(Data tied to figure images)
┏━━

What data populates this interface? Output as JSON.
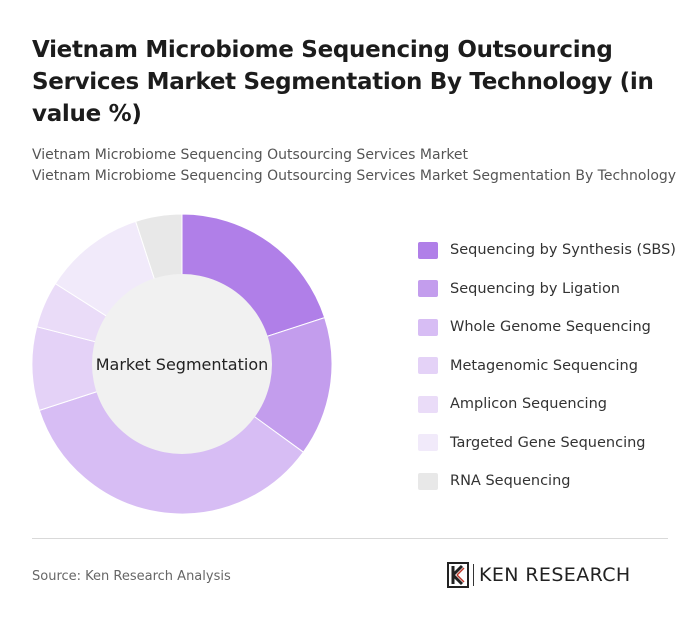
{
  "title": "Vietnam Microbiome Sequencing Outsourcing Services Market Segmentation By Technology (in value %)",
  "subtitle_line1": "Vietnam Microbiome Sequencing Outsourcing Services Market",
  "subtitle_line2": "Vietnam Microbiome Sequencing Outsourcing Services Market Segmentation By Technology",
  "source": "Source: Ken Research Analysis",
  "logo_text": "KEN RESEARCH",
  "chart_data": {
    "type": "pie",
    "variant": "donut",
    "center_label": "Market Segmentation",
    "categories": [
      "Sequencing by Synthesis (SBS)",
      "Sequencing by Ligation",
      "Whole Genome Sequencing",
      "Metagenomic Sequencing",
      "Amplicon Sequencing",
      "Targeted Gene Sequencing",
      "RNA Sequencing"
    ],
    "values": [
      20,
      15,
      35,
      9,
      5,
      11,
      5
    ],
    "colors": [
      "#b07fe8",
      "#c39ded",
      "#d7bdf4",
      "#e4d2f7",
      "#eadcf8",
      "#f1eafa",
      "#e8e8e8"
    ],
    "legend_position": "right"
  }
}
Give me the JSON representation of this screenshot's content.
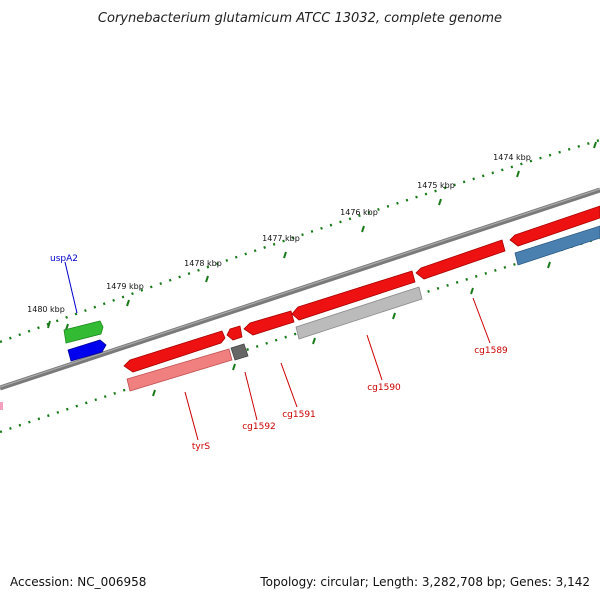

┗━━

EXERCISE DIRECTIONS: The goal is an exact reprint of the entries, leaving out the pictures.

REPLY TO THE EXERCISE:
What data populates this interface? Output as JSON.
{
  "title": "Vietnam Microbiome Sequencing Outsourcing Services Market Segmentation By Technology (in value %)",
  "subtitle_line1": "Vietnam Microbiome Sequencing Outsourcing Services Market",
  "subtitle_line2": "Vietnam Microbiome Sequencing Outsourcing Services Market Segmentation By Technology",
  "source": "Source: Ken Research Analysis",
  "logo_text": "KEN RESEARCH",
  "chart_data": {
    "type": "pie",
    "variant": "donut",
    "center_label": "Market Segmentation",
    "categories": [
      "Sequencing by Synthesis (SBS)",
      "Sequencing by Ligation",
      "Whole Genome Sequencing",
      "Metagenomic Sequencing",
      "Amplicon Sequencing",
      "Targeted Gene Sequencing",
      "RNA Sequencing"
    ],
    "values": [
      20,
      15,
      35,
      9,
      5,
      11,
      5
    ],
    "colors": [
      "#b07fe8",
      "#c39ded",
      "#d7bdf4",
      "#e4d2f7",
      "#eadcf8",
      "#f1eafa",
      "#e8e8e8"
    ],
    "legend_position": "right"
  }
}
Give me the JSON representation of this screenshot's content.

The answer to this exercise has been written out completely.